◆ **Recorded data**:
↓↓↓

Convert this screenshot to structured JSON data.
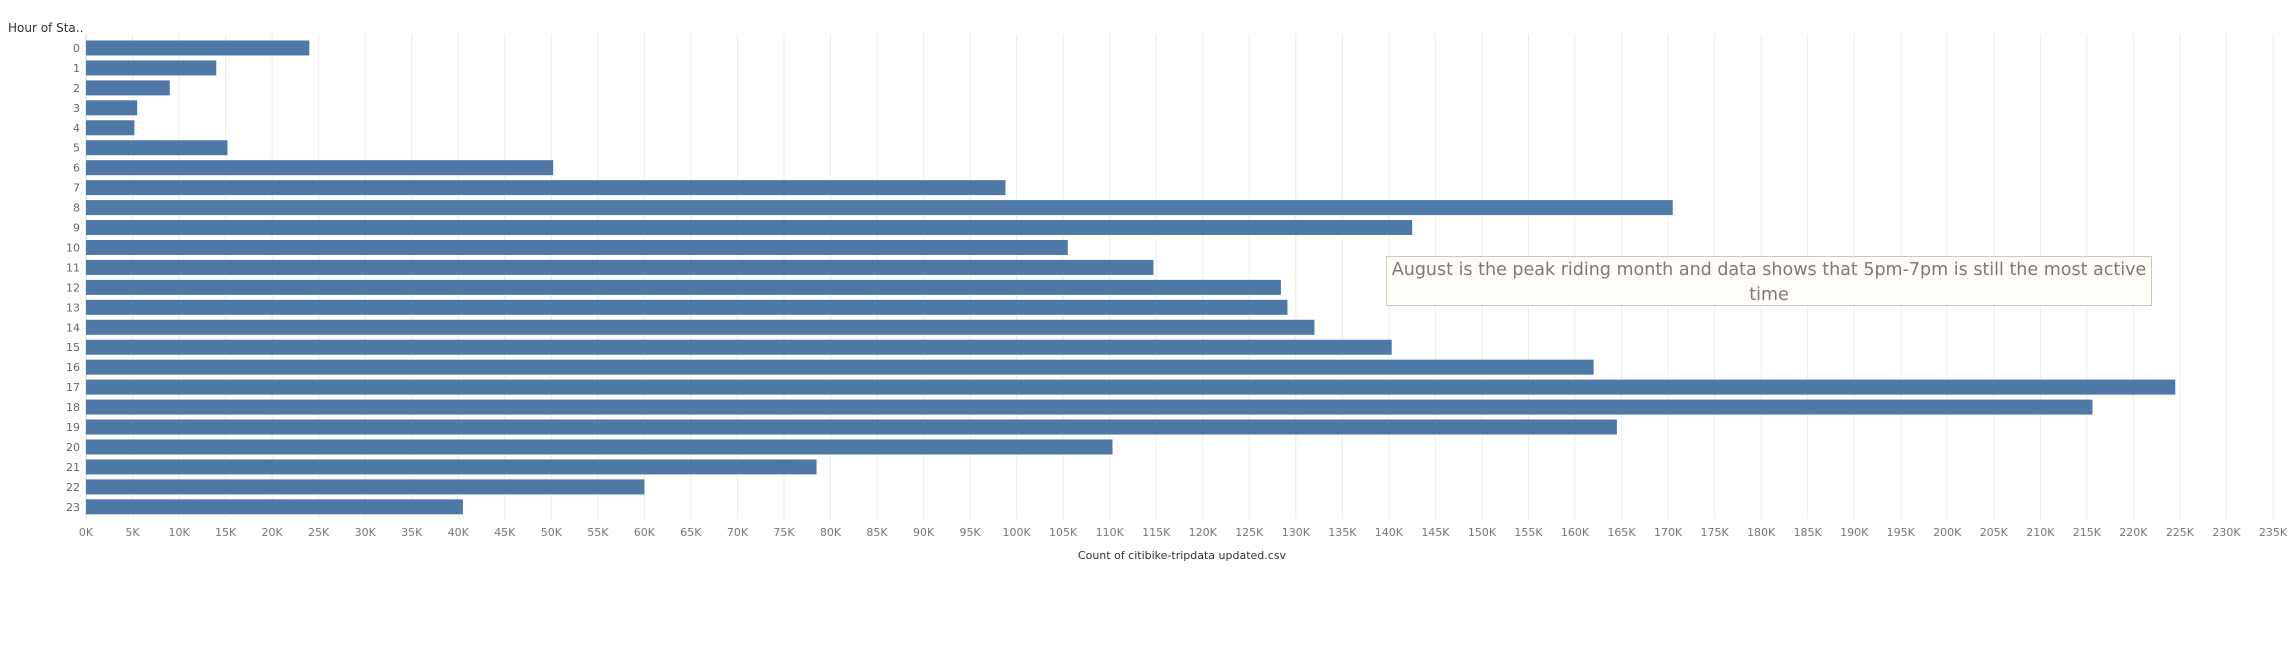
{
  "annotation": "August is the peak riding month and data shows that 5pm-7pm is still the most active time",
  "chart_data": {
    "type": "bar",
    "orientation": "horizontal",
    "ylabel": "Hour of Sta..",
    "xlabel": "Count of citibike-tripdata  updated.csv",
    "categories": [
      "0",
      "1",
      "2",
      "3",
      "4",
      "5",
      "6",
      "7",
      "8",
      "9",
      "10",
      "11",
      "12",
      "13",
      "14",
      "15",
      "16",
      "17",
      "18",
      "19",
      "20",
      "21",
      "22",
      "23"
    ],
    "values": [
      24000,
      14000,
      9000,
      5500,
      5200,
      15200,
      50200,
      98800,
      170500,
      142500,
      105500,
      114700,
      128400,
      129100,
      132000,
      140300,
      162000,
      224500,
      215600,
      164500,
      110300,
      78500,
      60000,
      40500
    ],
    "xlim": [
      0,
      235000
    ],
    "xticks": [
      "0K",
      "5K",
      "10K",
      "15K",
      "20K",
      "25K",
      "30K",
      "35K",
      "40K",
      "45K",
      "50K",
      "55K",
      "60K",
      "65K",
      "70K",
      "75K",
      "80K",
      "85K",
      "90K",
      "95K",
      "100K",
      "105K",
      "110K",
      "115K",
      "120K",
      "125K",
      "130K",
      "135K",
      "140K",
      "145K",
      "150K",
      "155K",
      "160K",
      "165K",
      "170K",
      "175K",
      "180K",
      "185K",
      "190K",
      "195K",
      "200K",
      "205K",
      "210K",
      "215K",
      "220K",
      "225K",
      "230K",
      "235K"
    ],
    "grid": true,
    "colors": {
      "bar": "#4e79a7",
      "grid": "#ececec"
    }
  }
}
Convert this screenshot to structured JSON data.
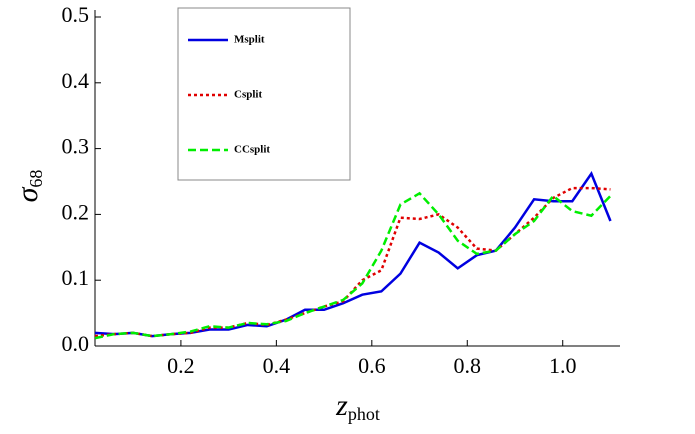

↑↑↑

Give the data again exactly as written, with all pictures left out.

◆ **The reply**:
Convert this screenshot to structured JSON data.
{
  "annotation": "August is the peak riding month and data shows that 5pm-7pm is still the most active time",
  "chart_data": {
    "type": "bar",
    "orientation": "horizontal",
    "ylabel": "Hour of Sta..",
    "xlabel": "Count of citibike-tripdata  updated.csv",
    "categories": [
      "0",
      "1",
      "2",
      "3",
      "4",
      "5",
      "6",
      "7",
      "8",
      "9",
      "10",
      "11",
      "12",
      "13",
      "14",
      "15",
      "16",
      "17",
      "18",
      "19",
      "20",
      "21",
      "22",
      "23"
    ],
    "values": [
      24000,
      14000,
      9000,
      5500,
      5200,
      15200,
      50200,
      98800,
      170500,
      142500,
      105500,
      114700,
      128400,
      129100,
      132000,
      140300,
      162000,
      224500,
      215600,
      164500,
      110300,
      78500,
      60000,
      40500
    ],
    "xlim": [
      0,
      235000
    ],
    "xticks": [
      "0K",
      "5K",
      "10K",
      "15K",
      "20K",
      "25K",
      "30K",
      "35K",
      "40K",
      "45K",
      "50K",
      "55K",
      "60K",
      "65K",
      "70K",
      "75K",
      "80K",
      "85K",
      "90K",
      "95K",
      "100K",
      "105K",
      "110K",
      "115K",
      "120K",
      "125K",
      "130K",
      "135K",
      "140K",
      "145K",
      "150K",
      "155K",
      "160K",
      "165K",
      "170K",
      "175K",
      "180K",
      "185K",
      "190K",
      "195K",
      "200K",
      "205K",
      "210K",
      "215K",
      "220K",
      "225K",
      "230K",
      "235K"
    ],
    "grid": true,
    "colors": {
      "bar": "#4e79a7",
      "grid": "#ececec"
    }
  }
}
Convert this screenshot to structured JSON data.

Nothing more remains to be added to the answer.